What is required: Copy the listing from its first line through the line containing "free-rotate-button[interactable]: 自由旋转^ —", swapping every "interactable" for "clickable" and leaving everything else unchanged.

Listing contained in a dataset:
□ □ □ □

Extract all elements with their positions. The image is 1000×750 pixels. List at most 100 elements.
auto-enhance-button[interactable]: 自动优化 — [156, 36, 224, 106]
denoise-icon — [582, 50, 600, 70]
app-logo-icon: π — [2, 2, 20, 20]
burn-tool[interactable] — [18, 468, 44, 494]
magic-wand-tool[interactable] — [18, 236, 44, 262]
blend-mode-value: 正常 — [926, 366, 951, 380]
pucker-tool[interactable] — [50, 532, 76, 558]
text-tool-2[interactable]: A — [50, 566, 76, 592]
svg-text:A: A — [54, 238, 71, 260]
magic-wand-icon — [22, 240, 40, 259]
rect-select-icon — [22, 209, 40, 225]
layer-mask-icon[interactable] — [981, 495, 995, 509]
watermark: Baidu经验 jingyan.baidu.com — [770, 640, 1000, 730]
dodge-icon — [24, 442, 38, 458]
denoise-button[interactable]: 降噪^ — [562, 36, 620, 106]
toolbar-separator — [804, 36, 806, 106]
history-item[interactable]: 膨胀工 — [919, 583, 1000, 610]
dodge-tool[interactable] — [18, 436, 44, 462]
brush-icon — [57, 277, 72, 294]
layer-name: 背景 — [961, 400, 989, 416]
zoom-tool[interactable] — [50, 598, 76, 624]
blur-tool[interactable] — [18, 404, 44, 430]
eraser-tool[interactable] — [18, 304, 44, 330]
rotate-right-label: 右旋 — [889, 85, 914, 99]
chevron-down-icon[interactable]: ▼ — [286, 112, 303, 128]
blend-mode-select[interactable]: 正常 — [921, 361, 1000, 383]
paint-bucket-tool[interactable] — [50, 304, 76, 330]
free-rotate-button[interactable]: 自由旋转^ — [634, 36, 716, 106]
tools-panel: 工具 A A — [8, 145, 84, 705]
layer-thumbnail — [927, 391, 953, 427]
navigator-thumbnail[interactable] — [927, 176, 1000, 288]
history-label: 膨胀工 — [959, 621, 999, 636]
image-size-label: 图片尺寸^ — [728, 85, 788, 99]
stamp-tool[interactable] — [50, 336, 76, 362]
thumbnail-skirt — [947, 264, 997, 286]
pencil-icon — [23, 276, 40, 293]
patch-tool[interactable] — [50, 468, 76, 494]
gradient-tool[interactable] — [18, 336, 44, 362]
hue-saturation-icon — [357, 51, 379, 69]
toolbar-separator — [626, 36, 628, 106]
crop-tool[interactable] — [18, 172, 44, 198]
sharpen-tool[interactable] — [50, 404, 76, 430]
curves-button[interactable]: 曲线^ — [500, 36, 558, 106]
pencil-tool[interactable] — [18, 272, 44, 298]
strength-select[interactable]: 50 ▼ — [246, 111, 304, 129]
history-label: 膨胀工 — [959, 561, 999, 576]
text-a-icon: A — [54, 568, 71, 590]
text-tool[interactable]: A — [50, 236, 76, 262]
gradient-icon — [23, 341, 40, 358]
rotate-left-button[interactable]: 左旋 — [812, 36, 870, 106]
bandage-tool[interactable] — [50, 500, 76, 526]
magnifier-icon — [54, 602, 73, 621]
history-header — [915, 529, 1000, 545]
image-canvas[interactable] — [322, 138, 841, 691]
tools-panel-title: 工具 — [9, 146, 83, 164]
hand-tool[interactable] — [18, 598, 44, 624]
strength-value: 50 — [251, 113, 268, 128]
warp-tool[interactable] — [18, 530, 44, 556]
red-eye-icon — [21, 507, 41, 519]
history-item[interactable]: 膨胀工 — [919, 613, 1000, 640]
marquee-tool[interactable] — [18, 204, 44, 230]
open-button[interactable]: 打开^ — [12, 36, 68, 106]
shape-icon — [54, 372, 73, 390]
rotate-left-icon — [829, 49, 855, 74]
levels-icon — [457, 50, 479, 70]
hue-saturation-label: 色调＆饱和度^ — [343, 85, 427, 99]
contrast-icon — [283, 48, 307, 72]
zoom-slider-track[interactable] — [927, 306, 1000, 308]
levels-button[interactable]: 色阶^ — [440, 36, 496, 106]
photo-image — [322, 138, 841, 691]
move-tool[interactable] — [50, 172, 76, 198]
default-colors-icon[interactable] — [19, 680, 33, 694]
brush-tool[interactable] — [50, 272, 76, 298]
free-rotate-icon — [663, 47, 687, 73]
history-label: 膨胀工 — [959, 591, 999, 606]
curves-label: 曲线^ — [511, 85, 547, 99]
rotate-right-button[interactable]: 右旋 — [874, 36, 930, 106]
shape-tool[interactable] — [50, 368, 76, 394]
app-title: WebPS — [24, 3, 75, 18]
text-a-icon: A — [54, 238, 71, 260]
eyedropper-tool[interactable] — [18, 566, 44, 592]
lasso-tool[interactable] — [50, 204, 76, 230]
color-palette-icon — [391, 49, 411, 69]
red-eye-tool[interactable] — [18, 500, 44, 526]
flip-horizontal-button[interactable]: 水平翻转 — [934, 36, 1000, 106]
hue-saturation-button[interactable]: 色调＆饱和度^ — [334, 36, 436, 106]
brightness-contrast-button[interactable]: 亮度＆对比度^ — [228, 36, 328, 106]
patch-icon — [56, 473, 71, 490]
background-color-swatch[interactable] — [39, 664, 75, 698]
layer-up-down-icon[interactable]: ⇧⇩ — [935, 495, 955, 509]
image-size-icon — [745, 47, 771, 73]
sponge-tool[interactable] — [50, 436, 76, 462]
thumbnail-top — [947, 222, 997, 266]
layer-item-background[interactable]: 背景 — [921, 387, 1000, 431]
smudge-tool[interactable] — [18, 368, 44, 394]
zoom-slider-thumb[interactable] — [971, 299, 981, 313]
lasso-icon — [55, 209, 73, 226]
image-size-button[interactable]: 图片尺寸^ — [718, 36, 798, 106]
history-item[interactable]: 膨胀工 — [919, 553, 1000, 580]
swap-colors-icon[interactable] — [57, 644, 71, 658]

□ □ □ □

Solution below:
Extract all elements with their positions. The image is 1000×750 pixels. List at most 100 elements.
auto-enhance-button[clickable]: 自动优化 — [156, 36, 224, 106]
denoise-icon — [582, 50, 600, 70]
app-logo-icon: π — [2, 2, 20, 20]
burn-tool[clickable] — [18, 468, 44, 494]
magic-wand-tool[clickable] — [18, 236, 44, 262]
blend-mode-value: 正常 — [926, 366, 951, 380]
pucker-tool[clickable] — [50, 532, 76, 558]
text-tool-2[clickable]: A — [50, 566, 76, 592]
svg-text:A: A — [54, 238, 71, 260]
magic-wand-icon — [22, 240, 40, 259]
rect-select-icon — [22, 209, 40, 225]
layer-mask-icon[clickable] — [981, 495, 995, 509]
watermark: Baidu经验 jingyan.baidu.com — [770, 640, 1000, 730]
dodge-icon — [24, 442, 38, 458]
denoise-button[clickable]: 降噪^ — [562, 36, 620, 106]
toolbar-separator — [804, 36, 806, 106]
history-item[clickable]: 膨胀工 — [919, 583, 1000, 610]
dodge-tool[clickable] — [18, 436, 44, 462]
brush-icon — [57, 277, 72, 294]
layer-name: 背景 — [961, 400, 989, 416]
zoom-tool[clickable] — [50, 598, 76, 624]
blur-tool[clickable] — [18, 404, 44, 430]
eraser-tool[clickable] — [18, 304, 44, 330]
rotate-right-label: 右旋 — [889, 85, 914, 99]
chevron-down-icon[clickable]: ▼ — [286, 112, 303, 128]
blend-mode-select[clickable]: 正常 — [921, 361, 1000, 383]
paint-bucket-tool[clickable] — [50, 304, 76, 330]
free-rotate-button[clickable]: 自由旋转^ — [634, 36, 716, 106]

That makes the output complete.